Copy out every line containing the word "cluster".

> [LISTED RECORDS]
____
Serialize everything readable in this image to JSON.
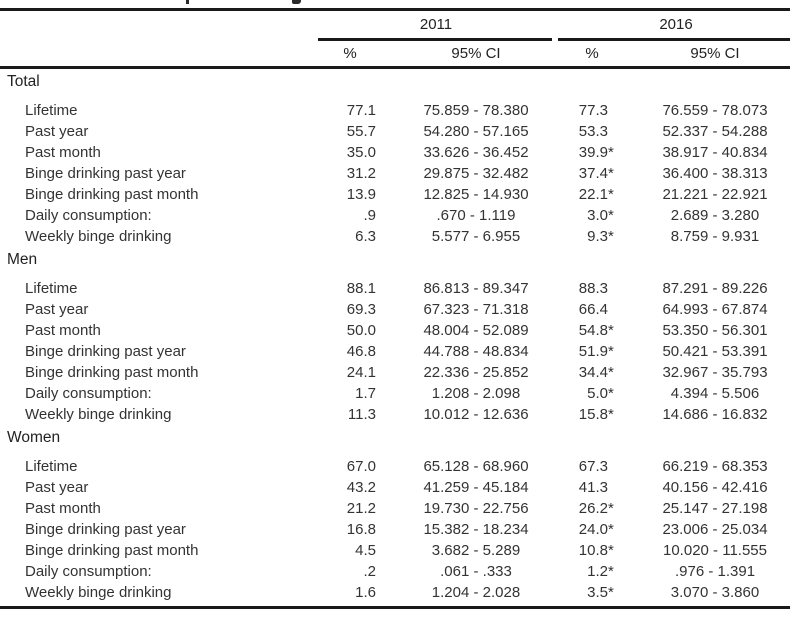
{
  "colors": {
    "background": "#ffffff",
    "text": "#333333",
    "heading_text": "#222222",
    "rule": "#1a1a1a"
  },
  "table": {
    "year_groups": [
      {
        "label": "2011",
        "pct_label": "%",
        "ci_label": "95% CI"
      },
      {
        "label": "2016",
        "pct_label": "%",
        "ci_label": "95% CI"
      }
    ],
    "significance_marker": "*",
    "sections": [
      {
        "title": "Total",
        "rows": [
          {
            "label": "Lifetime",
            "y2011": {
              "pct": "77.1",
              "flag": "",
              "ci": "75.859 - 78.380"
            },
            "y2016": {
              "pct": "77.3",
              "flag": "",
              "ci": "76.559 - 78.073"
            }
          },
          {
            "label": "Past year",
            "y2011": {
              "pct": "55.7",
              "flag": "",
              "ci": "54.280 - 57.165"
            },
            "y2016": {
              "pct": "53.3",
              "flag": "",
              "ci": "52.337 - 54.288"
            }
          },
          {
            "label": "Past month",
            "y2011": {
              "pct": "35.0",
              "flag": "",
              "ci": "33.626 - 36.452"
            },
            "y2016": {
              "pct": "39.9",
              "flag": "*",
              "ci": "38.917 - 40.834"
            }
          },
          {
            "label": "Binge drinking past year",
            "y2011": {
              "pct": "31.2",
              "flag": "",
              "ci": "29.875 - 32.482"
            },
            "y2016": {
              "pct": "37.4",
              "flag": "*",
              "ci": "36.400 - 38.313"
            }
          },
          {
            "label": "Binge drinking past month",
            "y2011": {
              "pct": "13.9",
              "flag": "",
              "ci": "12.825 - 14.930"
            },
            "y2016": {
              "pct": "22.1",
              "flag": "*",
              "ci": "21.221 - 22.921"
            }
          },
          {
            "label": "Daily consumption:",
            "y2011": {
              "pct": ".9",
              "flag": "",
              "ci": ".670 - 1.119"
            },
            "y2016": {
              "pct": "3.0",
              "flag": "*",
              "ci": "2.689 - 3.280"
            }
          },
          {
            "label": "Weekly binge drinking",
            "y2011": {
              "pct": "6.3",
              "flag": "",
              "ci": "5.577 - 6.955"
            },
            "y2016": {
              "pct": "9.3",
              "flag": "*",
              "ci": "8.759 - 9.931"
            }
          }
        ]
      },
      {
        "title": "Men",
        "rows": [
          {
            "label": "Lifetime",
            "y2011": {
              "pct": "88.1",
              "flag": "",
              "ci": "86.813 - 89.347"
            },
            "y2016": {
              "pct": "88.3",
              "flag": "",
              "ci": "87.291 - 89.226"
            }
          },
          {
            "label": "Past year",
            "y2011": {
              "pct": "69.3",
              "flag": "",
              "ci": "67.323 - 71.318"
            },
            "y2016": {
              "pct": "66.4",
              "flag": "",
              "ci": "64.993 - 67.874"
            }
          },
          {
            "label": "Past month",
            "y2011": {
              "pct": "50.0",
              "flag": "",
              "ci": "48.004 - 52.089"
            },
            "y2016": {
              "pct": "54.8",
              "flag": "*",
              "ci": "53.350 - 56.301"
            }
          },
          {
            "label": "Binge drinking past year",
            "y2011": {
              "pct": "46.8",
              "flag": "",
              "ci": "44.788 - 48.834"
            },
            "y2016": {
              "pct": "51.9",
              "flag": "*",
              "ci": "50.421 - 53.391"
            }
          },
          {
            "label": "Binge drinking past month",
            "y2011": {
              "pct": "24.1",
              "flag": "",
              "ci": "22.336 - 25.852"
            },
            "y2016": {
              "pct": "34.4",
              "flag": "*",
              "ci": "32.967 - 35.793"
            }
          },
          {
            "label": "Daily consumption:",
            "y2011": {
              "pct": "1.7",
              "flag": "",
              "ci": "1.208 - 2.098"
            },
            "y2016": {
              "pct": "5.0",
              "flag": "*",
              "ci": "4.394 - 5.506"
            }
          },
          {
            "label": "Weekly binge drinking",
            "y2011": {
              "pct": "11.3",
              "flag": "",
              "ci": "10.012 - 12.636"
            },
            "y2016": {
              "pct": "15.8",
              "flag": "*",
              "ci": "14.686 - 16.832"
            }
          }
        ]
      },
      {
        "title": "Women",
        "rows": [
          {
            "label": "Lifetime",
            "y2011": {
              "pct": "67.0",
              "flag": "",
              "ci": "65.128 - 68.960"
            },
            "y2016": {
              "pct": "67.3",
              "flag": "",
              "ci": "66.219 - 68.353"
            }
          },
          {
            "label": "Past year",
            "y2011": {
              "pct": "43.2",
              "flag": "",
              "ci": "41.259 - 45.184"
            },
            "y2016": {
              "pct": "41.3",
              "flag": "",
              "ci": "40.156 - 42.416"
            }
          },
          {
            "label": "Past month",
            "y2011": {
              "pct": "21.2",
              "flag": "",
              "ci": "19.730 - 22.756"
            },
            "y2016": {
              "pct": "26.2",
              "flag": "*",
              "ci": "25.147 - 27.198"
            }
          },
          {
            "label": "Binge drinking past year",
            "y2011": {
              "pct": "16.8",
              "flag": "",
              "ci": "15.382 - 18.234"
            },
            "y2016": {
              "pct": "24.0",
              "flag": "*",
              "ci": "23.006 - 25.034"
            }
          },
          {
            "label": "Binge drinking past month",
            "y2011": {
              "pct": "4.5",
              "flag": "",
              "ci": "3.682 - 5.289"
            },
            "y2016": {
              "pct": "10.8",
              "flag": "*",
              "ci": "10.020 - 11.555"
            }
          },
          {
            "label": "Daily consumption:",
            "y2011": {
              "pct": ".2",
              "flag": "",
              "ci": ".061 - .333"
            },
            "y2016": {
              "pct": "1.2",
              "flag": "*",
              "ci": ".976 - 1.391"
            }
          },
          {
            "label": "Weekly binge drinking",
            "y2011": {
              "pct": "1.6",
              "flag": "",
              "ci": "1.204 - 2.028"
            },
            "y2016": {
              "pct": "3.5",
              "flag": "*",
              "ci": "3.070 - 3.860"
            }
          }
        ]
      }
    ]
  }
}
____
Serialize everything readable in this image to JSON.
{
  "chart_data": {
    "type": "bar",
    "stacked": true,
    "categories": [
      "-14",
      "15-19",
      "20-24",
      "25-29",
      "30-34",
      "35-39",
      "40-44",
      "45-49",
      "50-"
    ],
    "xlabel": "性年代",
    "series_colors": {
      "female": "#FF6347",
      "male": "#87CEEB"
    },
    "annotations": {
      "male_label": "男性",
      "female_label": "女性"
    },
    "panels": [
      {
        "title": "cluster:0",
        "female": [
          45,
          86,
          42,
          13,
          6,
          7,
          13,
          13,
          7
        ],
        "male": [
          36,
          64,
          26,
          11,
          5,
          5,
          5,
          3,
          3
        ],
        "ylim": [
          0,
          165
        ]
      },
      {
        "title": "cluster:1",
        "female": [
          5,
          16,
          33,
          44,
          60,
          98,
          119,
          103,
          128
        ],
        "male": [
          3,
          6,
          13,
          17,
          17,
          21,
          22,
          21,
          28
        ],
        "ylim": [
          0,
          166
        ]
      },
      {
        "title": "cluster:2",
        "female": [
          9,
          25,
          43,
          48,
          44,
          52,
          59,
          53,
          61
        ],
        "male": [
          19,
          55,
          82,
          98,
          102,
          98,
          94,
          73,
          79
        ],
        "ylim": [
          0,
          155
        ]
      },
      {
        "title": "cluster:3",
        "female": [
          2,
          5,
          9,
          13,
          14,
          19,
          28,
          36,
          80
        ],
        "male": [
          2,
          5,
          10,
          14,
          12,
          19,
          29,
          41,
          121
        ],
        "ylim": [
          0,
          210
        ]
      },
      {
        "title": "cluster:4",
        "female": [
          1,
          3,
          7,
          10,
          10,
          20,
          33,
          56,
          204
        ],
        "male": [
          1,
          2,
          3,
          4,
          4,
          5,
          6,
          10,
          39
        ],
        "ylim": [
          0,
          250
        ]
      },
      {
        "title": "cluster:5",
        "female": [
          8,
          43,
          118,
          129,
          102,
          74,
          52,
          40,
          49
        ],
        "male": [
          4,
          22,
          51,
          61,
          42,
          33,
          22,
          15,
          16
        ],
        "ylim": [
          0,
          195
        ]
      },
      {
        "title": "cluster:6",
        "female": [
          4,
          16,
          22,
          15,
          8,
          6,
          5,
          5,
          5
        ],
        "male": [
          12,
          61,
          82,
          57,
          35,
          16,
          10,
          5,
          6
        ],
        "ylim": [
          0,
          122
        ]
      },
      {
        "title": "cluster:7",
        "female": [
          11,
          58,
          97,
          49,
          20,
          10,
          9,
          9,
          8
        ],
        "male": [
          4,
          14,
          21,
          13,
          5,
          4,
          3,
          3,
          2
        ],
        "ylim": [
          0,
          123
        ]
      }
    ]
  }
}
____
> [SOLUTION TO THE EXERCISE]
        "title": "cluster:0",
        "title": "cluster:1",
        "title": "cluster:2",
        "title": "cluster:3",
        "title": "cluster:4",
        "title": "cluster:5",
        "title": "cluster:6",
        "title": "cluster:7",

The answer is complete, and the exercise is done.